» **Exercise aim**
Give the entries again exactly, every one of them.

(Dataset entries on figures)
----------------
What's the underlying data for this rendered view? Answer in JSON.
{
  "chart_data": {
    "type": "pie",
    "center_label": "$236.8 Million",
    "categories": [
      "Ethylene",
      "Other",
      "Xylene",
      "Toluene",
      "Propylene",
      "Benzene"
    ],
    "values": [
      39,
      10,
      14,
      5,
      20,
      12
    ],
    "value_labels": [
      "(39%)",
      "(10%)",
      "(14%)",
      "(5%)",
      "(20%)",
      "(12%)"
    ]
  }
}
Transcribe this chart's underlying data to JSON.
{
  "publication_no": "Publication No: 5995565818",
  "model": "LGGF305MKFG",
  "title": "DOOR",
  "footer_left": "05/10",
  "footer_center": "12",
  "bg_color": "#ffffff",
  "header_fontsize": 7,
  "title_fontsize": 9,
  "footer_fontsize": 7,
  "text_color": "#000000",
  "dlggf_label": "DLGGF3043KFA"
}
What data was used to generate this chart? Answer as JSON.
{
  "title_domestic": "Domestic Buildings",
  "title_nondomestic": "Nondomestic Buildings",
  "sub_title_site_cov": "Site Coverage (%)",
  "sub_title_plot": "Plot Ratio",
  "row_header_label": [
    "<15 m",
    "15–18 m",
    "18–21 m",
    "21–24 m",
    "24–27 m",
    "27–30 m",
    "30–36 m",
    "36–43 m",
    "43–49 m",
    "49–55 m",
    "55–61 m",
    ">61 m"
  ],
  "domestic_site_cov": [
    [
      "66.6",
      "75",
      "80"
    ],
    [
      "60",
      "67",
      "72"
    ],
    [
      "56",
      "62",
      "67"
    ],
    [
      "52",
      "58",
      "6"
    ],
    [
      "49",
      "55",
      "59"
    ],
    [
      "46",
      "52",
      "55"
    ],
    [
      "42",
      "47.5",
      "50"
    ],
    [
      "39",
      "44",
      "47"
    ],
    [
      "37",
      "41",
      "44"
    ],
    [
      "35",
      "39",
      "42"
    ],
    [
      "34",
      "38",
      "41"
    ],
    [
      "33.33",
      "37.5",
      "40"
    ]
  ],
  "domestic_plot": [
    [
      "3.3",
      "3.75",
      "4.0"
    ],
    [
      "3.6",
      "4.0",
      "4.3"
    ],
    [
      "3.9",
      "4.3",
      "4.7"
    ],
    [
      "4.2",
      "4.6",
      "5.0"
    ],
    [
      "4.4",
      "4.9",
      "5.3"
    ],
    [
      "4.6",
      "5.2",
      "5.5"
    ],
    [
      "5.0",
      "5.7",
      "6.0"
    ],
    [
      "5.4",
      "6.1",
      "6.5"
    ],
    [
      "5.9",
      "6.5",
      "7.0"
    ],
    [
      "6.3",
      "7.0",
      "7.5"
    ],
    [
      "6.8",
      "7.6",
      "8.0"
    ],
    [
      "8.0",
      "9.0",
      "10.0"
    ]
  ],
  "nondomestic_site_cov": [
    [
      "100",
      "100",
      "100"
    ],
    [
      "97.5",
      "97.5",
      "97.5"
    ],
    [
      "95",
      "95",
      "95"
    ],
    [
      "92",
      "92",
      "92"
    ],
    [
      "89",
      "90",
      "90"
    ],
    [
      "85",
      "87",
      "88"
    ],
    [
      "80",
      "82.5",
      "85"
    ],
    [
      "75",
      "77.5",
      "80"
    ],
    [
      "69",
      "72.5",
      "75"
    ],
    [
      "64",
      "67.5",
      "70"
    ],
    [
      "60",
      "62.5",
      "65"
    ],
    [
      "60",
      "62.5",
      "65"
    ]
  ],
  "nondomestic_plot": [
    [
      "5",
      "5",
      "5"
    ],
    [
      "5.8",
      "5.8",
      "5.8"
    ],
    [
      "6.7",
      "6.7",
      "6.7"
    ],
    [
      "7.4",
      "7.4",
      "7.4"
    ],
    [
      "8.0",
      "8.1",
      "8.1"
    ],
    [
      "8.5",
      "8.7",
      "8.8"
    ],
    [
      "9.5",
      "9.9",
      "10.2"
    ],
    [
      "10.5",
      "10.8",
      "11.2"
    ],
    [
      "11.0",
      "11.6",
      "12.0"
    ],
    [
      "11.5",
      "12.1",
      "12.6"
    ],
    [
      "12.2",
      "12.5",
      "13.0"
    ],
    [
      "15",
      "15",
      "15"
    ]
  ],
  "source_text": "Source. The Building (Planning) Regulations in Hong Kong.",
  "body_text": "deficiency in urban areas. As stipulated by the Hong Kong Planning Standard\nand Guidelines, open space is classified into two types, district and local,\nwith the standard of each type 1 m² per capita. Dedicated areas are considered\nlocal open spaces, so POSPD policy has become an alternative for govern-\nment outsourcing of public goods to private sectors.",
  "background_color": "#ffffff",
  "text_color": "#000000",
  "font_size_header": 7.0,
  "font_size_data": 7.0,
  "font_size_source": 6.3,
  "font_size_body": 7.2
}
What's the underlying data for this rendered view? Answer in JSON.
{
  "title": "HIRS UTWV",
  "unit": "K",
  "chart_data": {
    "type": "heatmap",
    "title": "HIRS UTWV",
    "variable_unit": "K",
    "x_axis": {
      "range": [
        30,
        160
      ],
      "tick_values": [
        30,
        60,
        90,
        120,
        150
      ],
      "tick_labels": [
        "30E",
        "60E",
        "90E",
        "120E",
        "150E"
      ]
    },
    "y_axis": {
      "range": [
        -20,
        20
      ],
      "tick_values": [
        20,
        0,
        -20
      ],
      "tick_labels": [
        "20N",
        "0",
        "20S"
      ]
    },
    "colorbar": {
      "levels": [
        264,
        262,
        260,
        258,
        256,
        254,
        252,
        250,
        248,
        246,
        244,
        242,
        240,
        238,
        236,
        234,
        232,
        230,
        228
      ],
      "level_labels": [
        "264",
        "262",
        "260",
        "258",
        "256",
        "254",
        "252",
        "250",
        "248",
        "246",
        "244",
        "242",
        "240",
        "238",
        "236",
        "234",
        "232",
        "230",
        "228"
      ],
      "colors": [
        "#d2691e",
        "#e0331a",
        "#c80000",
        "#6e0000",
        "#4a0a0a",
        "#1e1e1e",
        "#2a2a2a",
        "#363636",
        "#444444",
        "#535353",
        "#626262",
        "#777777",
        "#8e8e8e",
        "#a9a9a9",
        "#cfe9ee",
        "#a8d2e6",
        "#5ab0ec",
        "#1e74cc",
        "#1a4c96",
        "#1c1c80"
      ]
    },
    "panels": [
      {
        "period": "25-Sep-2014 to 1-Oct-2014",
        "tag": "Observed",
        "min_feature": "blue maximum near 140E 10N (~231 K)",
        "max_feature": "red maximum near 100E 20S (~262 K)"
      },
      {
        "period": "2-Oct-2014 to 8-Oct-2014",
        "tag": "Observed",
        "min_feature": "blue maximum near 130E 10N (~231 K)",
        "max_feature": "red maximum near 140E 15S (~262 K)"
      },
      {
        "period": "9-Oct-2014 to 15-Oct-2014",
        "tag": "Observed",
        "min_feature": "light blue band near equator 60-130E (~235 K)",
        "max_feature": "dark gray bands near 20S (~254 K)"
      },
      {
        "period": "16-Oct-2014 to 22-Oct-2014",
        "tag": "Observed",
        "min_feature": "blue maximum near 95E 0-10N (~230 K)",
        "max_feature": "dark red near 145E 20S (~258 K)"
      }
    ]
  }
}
----------------
» **Finished exercise**
What's the underlying data for this rendered view? Answer in JSON.
{
  "chart_data": {
    "type": "pie",
    "center_label": "$236.8 Million",
    "categories": [
      "Ethylene",
      "Other",
      "Xylene",
      "Toluene",
      "Propylene",
      "Benzene"
    ],
    "values": [
      39,
      10,
      14,
      5,
      20,
      12
    ],
    "value_labels": [
      "(39%)",
      "(10%)",
      "(14%)",
      "(5%)",
      "(20%)",
      "(12%)"
    ]
  }
}
Transcribe this chart's underlying data to JSON.
{
  "publication_no": "Publication No: 5995565818",
  "model": "LGGF305MKFG",
  "title": "DOOR",
  "footer_left": "05/10",
  "footer_center": "12",
  "bg_color": "#ffffff",
  "header_fontsize": 7,
  "title_fontsize": 9,
  "footer_fontsize": 7,
  "text_color": "#000000",
  "dlggf_label": "DLGGF3043KFA"
}
What data was used to generate this chart? Answer as JSON.
{
  "title_domestic": "Domestic Buildings",
  "title_nondomestic": "Nondomestic Buildings",
  "sub_title_site_cov": "Site Coverage (%)",
  "sub_title_plot": "Plot Ratio",
  "row_header_label": [
    "<15 m",
    "15–18 m",
    "18–21 m",
    "21–24 m",
    "24–27 m",
    "27–30 m",
    "30–36 m",
    "36–43 m",
    "43–49 m",
    "49–55 m",
    "55–61 m",
    ">61 m"
  ],
  "domestic_site_cov": [
    [
      "66.6",
      "75",
      "80"
    ],
    [
      "60",
      "67",
      "72"
    ],
    [
      "56",
      "62",
      "67"
    ],
    [
      "52",
      "58",
      "6"
    ],
    [
      "49",
      "55",
      "59"
    ],
    [
      "46",
      "52",
      "55"
    ],
    [
      "42",
      "47.5",
      "50"
    ],
    [
      "39",
      "44",
      "47"
    ],
    [
      "37",
      "41",
      "44"
    ],
    [
      "35",
      "39",
      "42"
    ],
    [
      "34",
      "38",
      "41"
    ],
    [
      "33.33",
      "37.5",
      "40"
    ]
  ],
  "domestic_plot": [
    [
      "3.3",
      "3.75",
      "4.0"
    ],
    [
      "3.6",
      "4.0",
      "4.3"
    ],
    [
      "3.9",
      "4.3",
      "4.7"
    ],
    [
      "4.2",
      "4.6",
      "5.0"
    ],
    [
      "4.4",
      "4.9",
      "5.3"
    ],
    [
      "4.6",
      "5.2",
      "5.5"
    ],
    [
      "5.0",
      "5.7",
      "6.0"
    ],
    [
      "5.4",
      "6.1",
      "6.5"
    ],
    [
      "5.9",
      "6.5",
      "7.0"
    ],
    [
      "6.3",
      "7.0",
      "7.5"
    ],
    [
      "6.8",
      "7.6",
      "8.0"
    ],
    [
      "8.0",
      "9.0",
      "10.0"
    ]
  ],
  "nondomestic_site_cov": [
    [
      "100",
      "100",
      "100"
    ],
    [
      "97.5",
      "97.5",
      "97.5"
    ],
    [
      "95",
      "95",
      "95"
    ],
    [
      "92",
      "92",
      "92"
    ],
    [
      "89",
      "90",
      "90"
    ],
    [
      "85",
      "87",
      "88"
    ],
    [
      "80",
      "82.5",
      "85"
    ],
    [
      "75",
      "77.5",
      "80"
    ],
    [
      "69",
      "72.5",
      "75"
    ],
    [
      "64",
      "67.5",
      "70"
    ],
    [
      "60",
      "62.5",
      "65"
    ],
    [
      "60",
      "62.5",
      "65"
    ]
  ],
  "nondomestic_plot": [
    [
      "5",
      "5",
      "5"
    ],
    [
      "5.8",
      "5.8",
      "5.8"
    ],
    [
      "6.7",
      "6.7",
      "6.7"
    ],
    [
      "7.4",
      "7.4",
      "7.4"
    ],
    [
      "8.0",
      "8.1",
      "8.1"
    ],
    [
      "8.5",
      "8.7",
      "8.8"
    ],
    [
      "9.5",
      "9.9",
      "10.2"
    ],
    [
      "10.5",
      "10.8",
      "11.2"
    ],
    [
      "11.0",
      "11.6",
      "12.0"
    ],
    [
      "11.5",
      "12.1",
      "12.6"
    ],
    [
      "12.2",
      "12.5",
      "13.0"
    ],
    [
      "15",
      "15",
      "15"
    ]
  ],
  "source_text": "Source. The Building (Planning) Regulations in Hong Kong.",
  "body_text": "deficiency in urban areas. As stipulated by the Hong Kong Planning Standard\nand Guidelines, open space is classified into two types, district and local,\nwith the standard of each type 1 m² per capita. Dedicated areas are considered\nlocal open spaces, so POSPD policy has become an alternative for govern-\nment outsourcing of public goods to private sectors.",
  "background_color": "#ffffff",
  "text_color": "#000000",
  "font_size_header": 7.0,
  "font_size_data": 7.0,
  "font_size_source": 6.3,
  "font_size_body": 7.2
}
What's the underlying data for this rendered view? Answer in JSON.
{
  "title": "HIRS UTWV",
  "unit": "K",
  "chart_data": {
    "type": "heatmap",
    "title": "HIRS UTWV",
    "variable_unit": "K",
    "x_axis": {
      "range": [
        30,
        160
      ],
      "tick_values": [
        30,
        60,
        90,
        120,
        150
      ],
      "tick_labels": [
        "30E",
        "60E",
        "90E",
        "120E",
        "150E"
      ]
    },
    "y_axis": {
      "range": [
        -20,
        20
      ],
      "tick_values": [
        20,
        0,
        -20
      ],
      "tick_labels": [
        "20N",
        "0",
        "20S"
      ]
    },
    "colorbar": {
      "levels": [
        264,
        262,
        260,
        258,
        256,
        254,
        252,
        250,
        248,
        246,
        244,
        242,
        240,
        238,
        236,
        234,
        232,
        230,
        228
      ],
      "level_labels": [
        "264",
        "262",
        "260",
        "258",
        "256",
        "254",
        "252",
        "250",
        "248",
        "246",
        "244",
        "242",
        "240",
        "238",
        "236",
        "234",
        "232",
        "230",
        "228"
      ],
      "colors": [
        "#d2691e",
        "#e0331a",
        "#c80000",
        "#6e0000",
        "#4a0a0a",
        "#1e1e1e",
        "#2a2a2a",
        "#363636",
        "#444444",
        "#535353",
        "#626262",
        "#777777",
        "#8e8e8e",
        "#a9a9a9",
        "#cfe9ee",
        "#a8d2e6",
        "#5ab0ec",
        "#1e74cc",
        "#1a4c96",
        "#1c1c80"
      ]
    },
    "panels": [
      {
        "period": "25-Sep-2014 to 1-Oct-2014",
        "tag": "Observed",
        "min_feature": "blue maximum near 140E 10N (~231 K)",
        "max_feature": "red maximum near 100E 20S (~262 K)"
      },
      {
        "period": "2-Oct-2014 to 8-Oct-2014",
        "tag": "Observed",
        "min_feature": "blue maximum near 130E 10N (~231 K)",
        "max_feature": "red maximum near 140E 15S (~262 K)"
      },
      {
        "period": "9-Oct-2014 to 15-Oct-2014",
        "tag": "Observed",
        "min_feature": "light blue band near equator 60-130E (~235 K)",
        "max_feature": "dark gray bands near 20S (~254 K)"
      },
      {
        "period": "16-Oct-2014 to 22-Oct-2014",
        "tag": "Observed",
        "min_feature": "blue maximum near 95E 0-10N (~230 K)",
        "max_feature": "dark red near 145E 20S (~258 K)"
      }
    ]
  }
}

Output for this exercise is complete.